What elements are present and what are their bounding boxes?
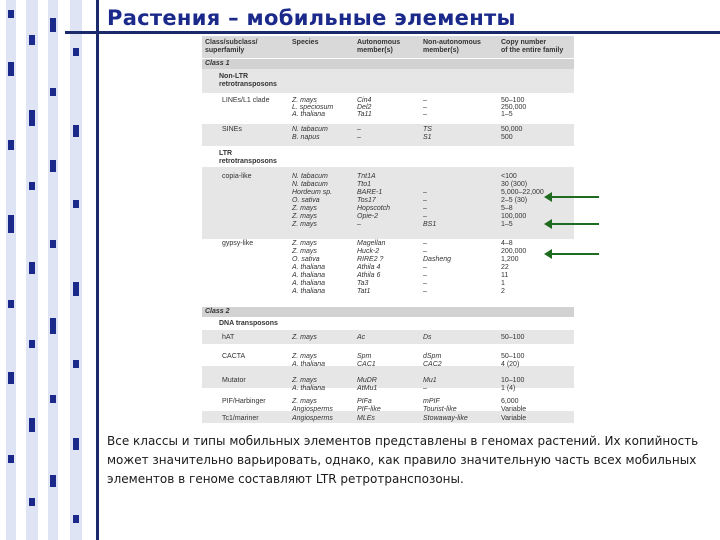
subclass-ltr: LTR retrotransposons [219, 150, 277, 165]
copy-number-cell: Variable [501, 406, 527, 413]
barcode-dash [8, 10, 14, 18]
copy-number-cell: 5,000–22,000 [501, 189, 544, 196]
barcode-dash [73, 515, 79, 523]
barcode-dash [8, 455, 14, 463]
species-cell: B. napus [292, 134, 320, 141]
barcode-dash [50, 88, 56, 96]
copy-number-cell: 2–5 (30) [501, 197, 528, 204]
autonomous-cell: Tto1 [357, 181, 372, 188]
family-cell: hAT [222, 334, 235, 341]
species-cell: Z. mays [292, 248, 317, 255]
autonomous-cell: Tos17 [357, 197, 376, 204]
autonomous-cell: Ta3 [357, 280, 369, 287]
barcode-dash [8, 62, 14, 76]
species-cell: A. thaliana [292, 361, 326, 368]
species-cell: Z. mays [292, 205, 317, 212]
autonomous-cell: Tat1 [357, 288, 371, 295]
nonautonomous-cell: – [423, 288, 427, 295]
class1-bar [202, 59, 574, 69]
nonautonomous-cell: Dasheng [423, 256, 452, 263]
autonomous-cell: Spm [357, 353, 372, 360]
barcode-dash [8, 300, 14, 308]
barcode-dash [73, 48, 79, 56]
family-cell: CACTA [222, 353, 246, 360]
barcode-dash [29, 262, 35, 274]
autonomous-cell: Del2 [357, 104, 372, 111]
page-title: Растения – мобильные элементы [107, 6, 516, 30]
autonomous-cell: RIRE2 ? [357, 256, 384, 263]
nonautonomous-cell: Mu1 [423, 377, 437, 384]
barcode-dash [50, 395, 56, 403]
header-autonomous: Autonomous member(s) [357, 39, 401, 54]
family-cell: Tc1/mariner [222, 415, 259, 422]
autonomous-cell: Athila 4 [357, 264, 381, 271]
species-cell: Z. mays [292, 221, 317, 228]
barcode-dash [73, 360, 79, 368]
copy-number-cell: 30 (300) [501, 181, 528, 188]
copy-number-cell: 1,200 [501, 256, 519, 263]
species-cell: Z. mays [292, 240, 317, 247]
copy-number-cell: 6,000 [501, 398, 519, 405]
copy-number-cell: 50–100 [501, 97, 525, 104]
family-cell: copia-like [222, 173, 252, 180]
table-header [202, 36, 574, 58]
species-cell: O. sativa [292, 197, 320, 204]
barcode-dash [73, 438, 79, 450]
species-cell: Z. mays [292, 398, 317, 405]
header-copy-number: Copy number of the entire family [501, 39, 564, 54]
species-cell: Z. mays [292, 213, 317, 220]
nonautonomous-cell: – [423, 189, 427, 196]
barcode-dash [73, 125, 79, 137]
family-cell: PIF/Harbinger [222, 398, 266, 405]
family-cell: Mutator [222, 377, 246, 384]
copy-number-cell: 4 (20) [501, 361, 520, 368]
barcode-dash [50, 18, 56, 32]
barcode-column [48, 0, 58, 540]
autonomous-cell: Huck-2 [357, 248, 380, 255]
autonomous-cell: MuDR [357, 377, 377, 384]
family-cell: gypsy-like [222, 240, 254, 247]
species-cell: A. thaliana [292, 280, 326, 287]
copy-number-cell: 22 [501, 264, 509, 271]
copy-number-cell: 1 (4) [501, 385, 516, 392]
barcode-dash [50, 240, 56, 248]
nonautonomous-cell: – [423, 248, 427, 255]
header-class: Class/subclass/ superfamily [205, 39, 258, 54]
autonomous-cell: Tnt1A [357, 173, 376, 180]
nonautonomous-cell: dSpm [423, 353, 442, 360]
nonautonomous-cell: – [423, 205, 427, 212]
nonautonomous-cell: BS1 [423, 221, 437, 228]
class1-label: Class 1 [205, 60, 230, 67]
family-cell: LINEs/L1 clade [222, 97, 270, 104]
barcode-column [70, 0, 82, 540]
species-cell: Hordeum sp. [292, 189, 333, 196]
autonomous-cell: Ac [357, 334, 366, 341]
species-cell: O. sativa [292, 256, 320, 263]
nonautonomous-cell: TS [423, 126, 432, 133]
barcode-dash [50, 318, 56, 334]
nonautonomous-cell: – [423, 385, 427, 392]
barcode-dash [29, 340, 35, 348]
nonautonomous-cell: – [423, 111, 427, 118]
copy-number-cell: 1–5 [501, 221, 513, 228]
nonautonomous-cell: S1 [423, 134, 432, 141]
copy-number-cell: 10–100 [501, 377, 525, 384]
copy-number-cell: 2 [501, 288, 505, 295]
autonomous-cell: Opie-2 [357, 213, 379, 220]
barcode-dash [29, 35, 35, 45]
nonautonomous-cell: – [423, 104, 427, 111]
species-cell: A. thaliana [292, 272, 326, 279]
copy-number-cell: 1 [501, 280, 505, 287]
copy-number-cell: 250,000 [501, 104, 527, 111]
header-species: Species [292, 39, 319, 46]
nonautonomous-cell: – [423, 213, 427, 220]
subclass-nonltr: Non-LTR retrotransposons [219, 73, 277, 88]
header-nonautonomous: Non-autonomous member(s) [423, 39, 481, 54]
autonomous-cell: Hopscotch [357, 205, 391, 212]
barcode-dash [8, 140, 14, 150]
autonomous-cell: MLEs [357, 415, 375, 422]
species-cell: Z. mays [292, 377, 317, 384]
barcode-dash [73, 200, 79, 208]
autonomous-cell: Magellan [357, 240, 386, 247]
species-cell: A. thaliana [292, 385, 326, 392]
green-arrow-icon [551, 223, 599, 225]
autonomous-cell: Athila 6 [357, 272, 381, 279]
copy-number-cell: 4–8 [501, 240, 513, 247]
copy-number-cell: 200,000 [501, 248, 527, 255]
nonautonomous-cell: – [423, 97, 427, 104]
autonomous-cell: BARE-1 [357, 189, 383, 196]
copy-number-cell: <100 [501, 173, 517, 180]
species-cell: A. thaliana [292, 264, 326, 271]
barcode-dash [8, 215, 14, 233]
nonautonomous-cell: – [423, 197, 427, 204]
class2-label: Class 2 [205, 308, 230, 315]
decorative-barcode-pattern [0, 0, 92, 540]
autonomous-cell: CAC1 [357, 361, 376, 368]
class2-bar [202, 307, 574, 317]
species-cell: L. speciosum [292, 104, 334, 111]
species-cell: Angiosperms [292, 415, 333, 422]
autonomous-cell: Cin4 [357, 97, 372, 104]
vertical-rule [96, 0, 99, 540]
autonomous-cell: – [357, 126, 361, 133]
barcode-dash [73, 282, 79, 296]
nonautonomous-cell: Tourist-like [423, 406, 457, 413]
nonautonomous-cell: CAC2 [423, 361, 442, 368]
nonautonomous-cell: – [423, 264, 427, 271]
copy-number-cell: 11 [501, 272, 509, 279]
nonautonomous-cell: Stowaway-like [423, 415, 468, 422]
barcode-dash [29, 182, 35, 190]
copy-number-cell: 100,000 [501, 213, 527, 220]
barcode-dash [29, 110, 35, 126]
autonomous-cell: – [357, 134, 361, 141]
copy-number-cell: 500 [501, 134, 513, 141]
copy-number-cell: 50–100 [501, 334, 525, 341]
species-cell: Angiosperms [292, 406, 333, 413]
autonomous-cell: Ta11 [357, 111, 372, 118]
green-arrow-icon [551, 196, 599, 198]
copy-number-cell: Variable [501, 415, 527, 422]
title-underline [65, 31, 720, 34]
barcode-dash [50, 475, 56, 487]
barcode-dash [29, 498, 35, 506]
species-cell: N. tabacum [292, 173, 328, 180]
nonautonomous-cell: – [423, 240, 427, 247]
autonomous-cell: PIFa [357, 398, 372, 405]
autonomous-cell: – [357, 221, 361, 228]
species-cell: N. tabacum [292, 126, 328, 133]
copy-number-cell: 50,000 [501, 126, 523, 133]
nonautonomous-cell: – [423, 272, 427, 279]
species-cell: Z. mays [292, 334, 317, 341]
species-cell: Z. mays [292, 97, 317, 104]
species-cell: A. thaliana [292, 288, 326, 295]
caption-text: Все классы и типы мобильных элементов представлены в геномах растений. Их копийность может значительно варьировать, однако, как правило значительную часть всех мобильных элементов в геноме составляют LTR ретротранспозоны. [107, 434, 699, 486]
copy-number-cell: 1–5 [501, 111, 513, 118]
autonomous-cell: PIF-like [357, 406, 381, 413]
species-cell: Z. mays [292, 353, 317, 360]
nonautonomous-cell: Ds [423, 334, 432, 341]
nonautonomous-cell: – [423, 280, 427, 287]
barcode-dash [29, 418, 35, 432]
copy-number-cell: 5–8 [501, 205, 513, 212]
green-arrow-icon [551, 253, 599, 255]
copy-number-cell: 50–100 [501, 353, 525, 360]
species-cell: N. tabacum [292, 181, 328, 188]
barcode-dash [50, 160, 56, 172]
barcode-dash [8, 372, 14, 384]
nonautonomous-cell: mPIF [423, 398, 440, 405]
family-cell: SINEs [222, 126, 242, 133]
subclass-dna: DNA transposons [219, 320, 278, 327]
autonomous-cell: AtMu1 [357, 385, 378, 392]
transposon-table-figure [202, 36, 574, 428]
species-cell: A. thaliana [292, 111, 326, 118]
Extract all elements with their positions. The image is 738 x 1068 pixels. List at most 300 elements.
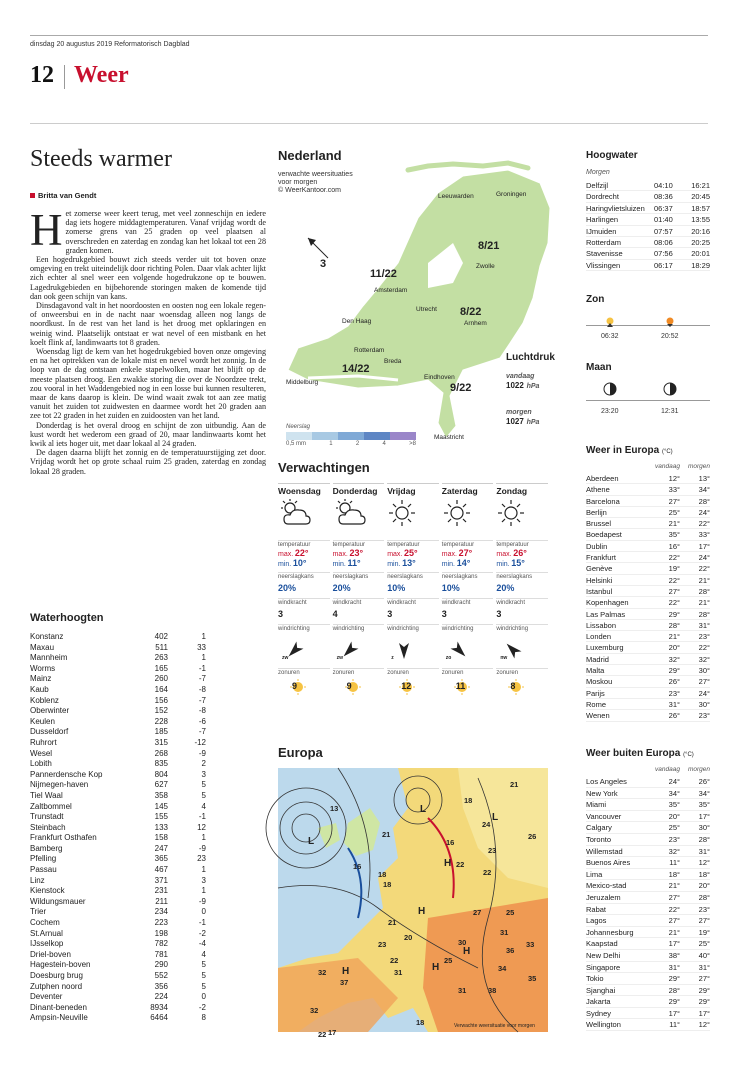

● ● ● ●

Written request
Starting at the line containing "subclass-ltr: LTR retrotransposons" and stopping after the line containing "copy-number-cell: 50–100 [501, 97, 525, 104]", give those lines from the records as a JSON list of strings, one string per line, leaving out any blank lines.

Finished answer
[
  "subclass-ltr: LTR retrotransposons [219, 150, 277, 165]",
  "copy-number-cell: Variable [501, 406, 527, 413]",
  "barcode-dash [8, 10, 14, 18]",
  "copy-number-cell: 5,000–22,000 [501, 189, 544, 196]",
  "barcode-dash [73, 515, 79, 523]",
  "barcode-dash [8, 455, 14, 463]",
  "species-cell: B. napus [292, 134, 320, 141]",
  "barcode-dash [50, 88, 56, 96]",
  "copy-number-cell: 2–5 (30) [501, 197, 528, 204]",
  "autonomous-cell: Tto1 [357, 181, 372, 188]",
  "family-cell: hAT [222, 334, 235, 341]",
  "species-cell: Z. mays [292, 248, 317, 255]",
  "autonomous-cell: Tos17 [357, 197, 376, 204]",
  "autonomous-cell: Ta3 [357, 280, 369, 287]",
  "barcode-dash [8, 62, 14, 76]",
  "species-cell: A. thaliana [292, 361, 326, 368]",
  "species-cell: Z. mays [292, 205, 317, 212]",
  "autonomous-cell: Tat1 [357, 288, 371, 295]",
  "nonautonomous-cell: – [423, 288, 427, 295]",
  "class1-bar [202, 59, 574, 69]",
  "nonautonomous-cell: Dasheng [423, 256, 452, 263]",
  "autonomous-cell: Spm [357, 353, 372, 360]",
  "barcode-dash [8, 300, 14, 308]",
  "barcode-dash [73, 48, 79, 56]",
  "family-cell: CACTA [222, 353, 246, 360]",
  "barcode-dash [29, 262, 35, 274]",
  "autonomous-cell: Del2 [357, 104, 372, 111]",
  "page-title: Растения – мобильные элементы [107, 6, 516, 30]",
  "autonomous-cell: RIRE2 ? [357, 256, 384, 263]",
  "nonautonomous-cell: Mu1 [423, 377, 437, 384]",
  "barcode-dash [50, 395, 56, 403]",
  "header-autonomous: Autonomous member(s) [357, 39, 401, 54]",
  "family-cell: Tc1/mariner [222, 415, 259, 422]",
  "autonomous-cell: Athila 4 [357, 264, 381, 271]",
  "species-cell: Z. mays [292, 221, 317, 228]",
  "barcode-dash [73, 360, 79, 368]",
  "copy-number-cell: 30 (300) [501, 181, 528, 188]",
  "copy-number-cell: 1,200 [501, 256, 519, 263]",
  "species-cell: Z. mays [292, 240, 317, 247]",
  "copy-number-cell: 6,000 [501, 398, 519, 405]",
  "copy-number-cell: 50–100 [501, 97, 525, 104]"
]